Problem statement: Select every line below containing the word "научной".

_ _ _

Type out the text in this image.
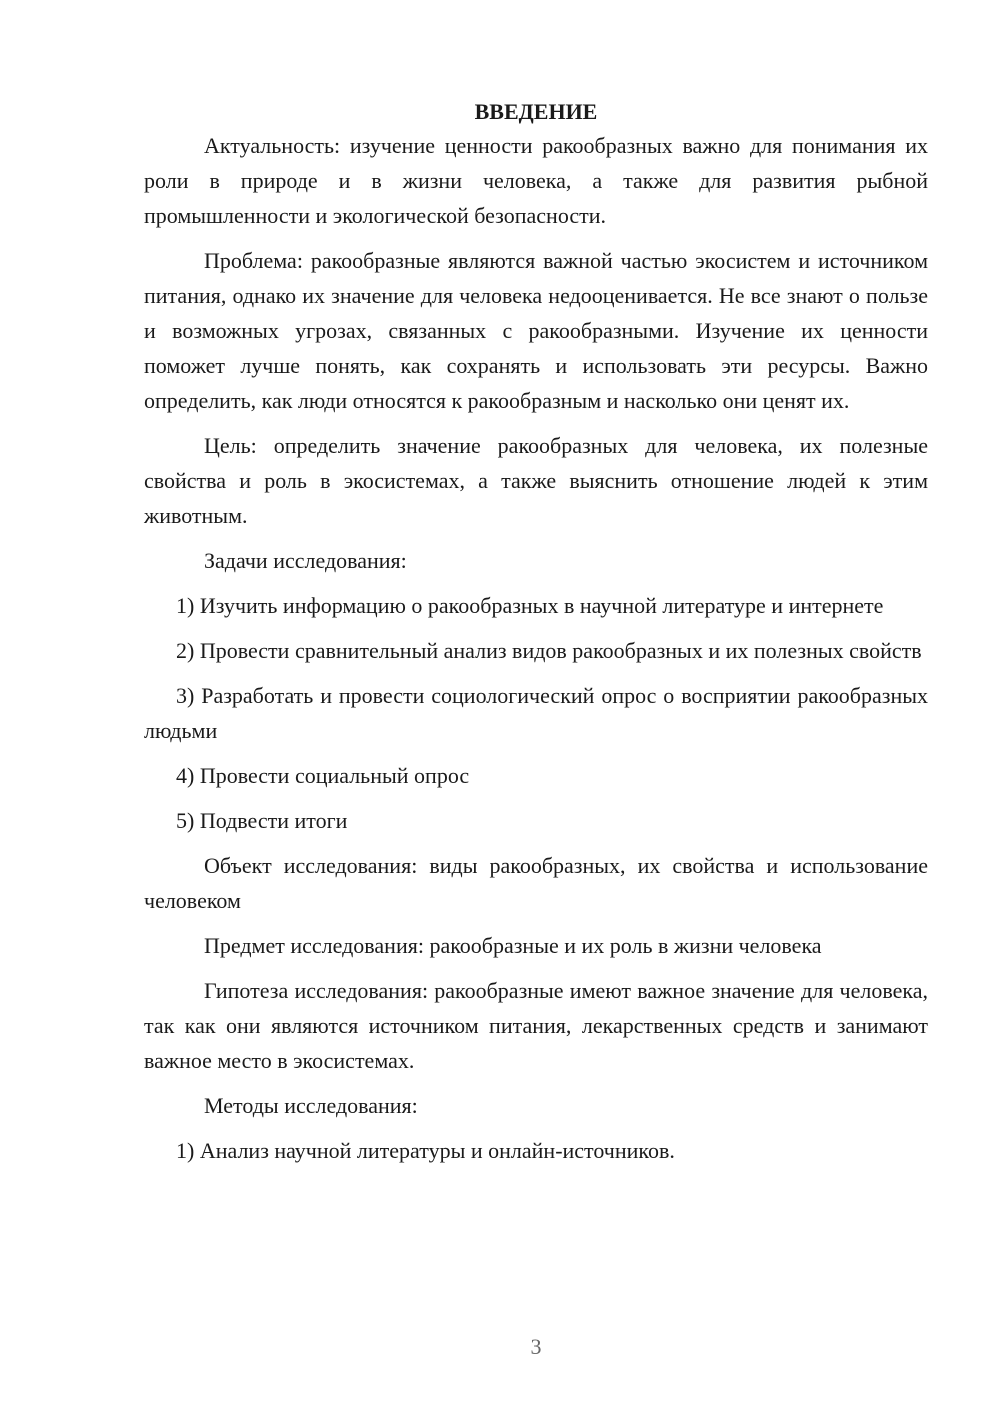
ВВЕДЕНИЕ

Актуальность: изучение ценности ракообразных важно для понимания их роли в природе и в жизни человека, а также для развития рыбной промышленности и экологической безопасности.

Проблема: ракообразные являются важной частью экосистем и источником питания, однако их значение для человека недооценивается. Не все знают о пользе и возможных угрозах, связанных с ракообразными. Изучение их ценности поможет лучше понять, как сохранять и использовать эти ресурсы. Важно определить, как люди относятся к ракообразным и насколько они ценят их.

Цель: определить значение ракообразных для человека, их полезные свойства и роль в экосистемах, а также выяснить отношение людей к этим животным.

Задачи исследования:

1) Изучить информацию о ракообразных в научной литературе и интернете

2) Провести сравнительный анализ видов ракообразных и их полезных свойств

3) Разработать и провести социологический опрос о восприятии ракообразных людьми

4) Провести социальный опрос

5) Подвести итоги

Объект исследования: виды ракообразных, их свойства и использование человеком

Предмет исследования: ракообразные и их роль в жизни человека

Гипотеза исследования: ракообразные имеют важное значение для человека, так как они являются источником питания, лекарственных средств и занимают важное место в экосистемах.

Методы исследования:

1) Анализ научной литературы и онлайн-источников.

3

_ _ _

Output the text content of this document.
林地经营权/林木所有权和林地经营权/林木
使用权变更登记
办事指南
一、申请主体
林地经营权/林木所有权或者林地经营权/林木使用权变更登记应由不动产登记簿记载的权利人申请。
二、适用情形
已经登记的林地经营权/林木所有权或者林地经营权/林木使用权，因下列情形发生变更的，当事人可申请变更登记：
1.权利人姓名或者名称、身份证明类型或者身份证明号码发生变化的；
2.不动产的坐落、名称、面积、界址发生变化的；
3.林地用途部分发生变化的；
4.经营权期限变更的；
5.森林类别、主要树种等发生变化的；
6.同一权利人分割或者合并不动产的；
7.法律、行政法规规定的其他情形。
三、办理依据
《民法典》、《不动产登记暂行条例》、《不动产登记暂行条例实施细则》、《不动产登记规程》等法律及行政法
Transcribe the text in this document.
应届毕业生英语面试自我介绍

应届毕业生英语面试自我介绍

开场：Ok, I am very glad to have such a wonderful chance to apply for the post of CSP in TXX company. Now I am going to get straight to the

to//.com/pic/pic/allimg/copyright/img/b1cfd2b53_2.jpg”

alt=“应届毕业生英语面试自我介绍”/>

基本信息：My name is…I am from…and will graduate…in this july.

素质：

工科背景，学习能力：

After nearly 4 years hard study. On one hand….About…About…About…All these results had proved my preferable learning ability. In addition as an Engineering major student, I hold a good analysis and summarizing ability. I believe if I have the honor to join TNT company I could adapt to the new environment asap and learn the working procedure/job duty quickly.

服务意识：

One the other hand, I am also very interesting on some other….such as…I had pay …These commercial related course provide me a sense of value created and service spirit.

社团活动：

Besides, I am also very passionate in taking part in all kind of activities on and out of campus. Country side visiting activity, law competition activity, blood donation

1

_ _ _

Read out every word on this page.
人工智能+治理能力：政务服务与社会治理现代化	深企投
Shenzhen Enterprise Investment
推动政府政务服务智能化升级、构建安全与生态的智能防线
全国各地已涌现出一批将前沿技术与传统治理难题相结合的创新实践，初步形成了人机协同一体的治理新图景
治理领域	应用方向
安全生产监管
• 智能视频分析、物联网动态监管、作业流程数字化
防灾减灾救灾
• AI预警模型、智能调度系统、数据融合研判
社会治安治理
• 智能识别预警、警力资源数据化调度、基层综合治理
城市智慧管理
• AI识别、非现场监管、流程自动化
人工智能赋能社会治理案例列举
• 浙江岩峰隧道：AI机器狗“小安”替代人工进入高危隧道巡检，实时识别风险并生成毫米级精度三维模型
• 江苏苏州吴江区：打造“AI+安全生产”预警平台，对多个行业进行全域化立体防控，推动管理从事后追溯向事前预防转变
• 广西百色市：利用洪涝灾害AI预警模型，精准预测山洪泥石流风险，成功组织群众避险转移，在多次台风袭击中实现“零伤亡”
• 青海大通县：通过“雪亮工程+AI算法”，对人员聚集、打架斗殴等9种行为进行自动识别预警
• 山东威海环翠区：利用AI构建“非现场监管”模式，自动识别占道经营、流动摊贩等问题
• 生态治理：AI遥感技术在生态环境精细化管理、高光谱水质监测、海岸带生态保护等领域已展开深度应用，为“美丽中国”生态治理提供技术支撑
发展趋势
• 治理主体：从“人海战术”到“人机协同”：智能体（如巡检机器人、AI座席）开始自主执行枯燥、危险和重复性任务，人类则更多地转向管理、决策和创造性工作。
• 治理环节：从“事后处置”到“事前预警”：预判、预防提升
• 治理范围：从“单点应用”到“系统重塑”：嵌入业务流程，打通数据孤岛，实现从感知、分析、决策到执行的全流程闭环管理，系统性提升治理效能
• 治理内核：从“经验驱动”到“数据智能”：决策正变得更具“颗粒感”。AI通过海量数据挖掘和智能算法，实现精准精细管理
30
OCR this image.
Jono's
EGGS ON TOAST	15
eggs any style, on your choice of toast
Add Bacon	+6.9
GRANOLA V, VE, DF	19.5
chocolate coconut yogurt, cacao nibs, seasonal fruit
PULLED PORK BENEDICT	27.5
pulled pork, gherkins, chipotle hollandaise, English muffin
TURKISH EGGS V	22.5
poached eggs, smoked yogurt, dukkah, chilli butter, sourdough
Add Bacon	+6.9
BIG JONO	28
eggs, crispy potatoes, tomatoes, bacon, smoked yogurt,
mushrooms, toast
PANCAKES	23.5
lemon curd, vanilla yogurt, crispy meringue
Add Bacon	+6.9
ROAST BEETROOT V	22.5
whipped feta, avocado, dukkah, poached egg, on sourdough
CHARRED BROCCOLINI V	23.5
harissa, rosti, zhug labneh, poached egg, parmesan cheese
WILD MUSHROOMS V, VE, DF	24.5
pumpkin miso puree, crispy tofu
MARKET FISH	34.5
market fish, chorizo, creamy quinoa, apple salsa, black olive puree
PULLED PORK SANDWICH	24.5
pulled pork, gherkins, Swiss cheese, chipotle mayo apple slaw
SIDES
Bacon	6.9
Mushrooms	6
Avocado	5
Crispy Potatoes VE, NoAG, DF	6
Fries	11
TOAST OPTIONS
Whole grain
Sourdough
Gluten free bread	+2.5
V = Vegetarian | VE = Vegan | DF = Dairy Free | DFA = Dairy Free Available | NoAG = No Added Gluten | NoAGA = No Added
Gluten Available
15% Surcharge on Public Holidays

_ _ _

Answer to this task:
1) Изучить информацию о ракообразных в научной литературе и интернете
1) Анализ научной литературы и онлайн-источников.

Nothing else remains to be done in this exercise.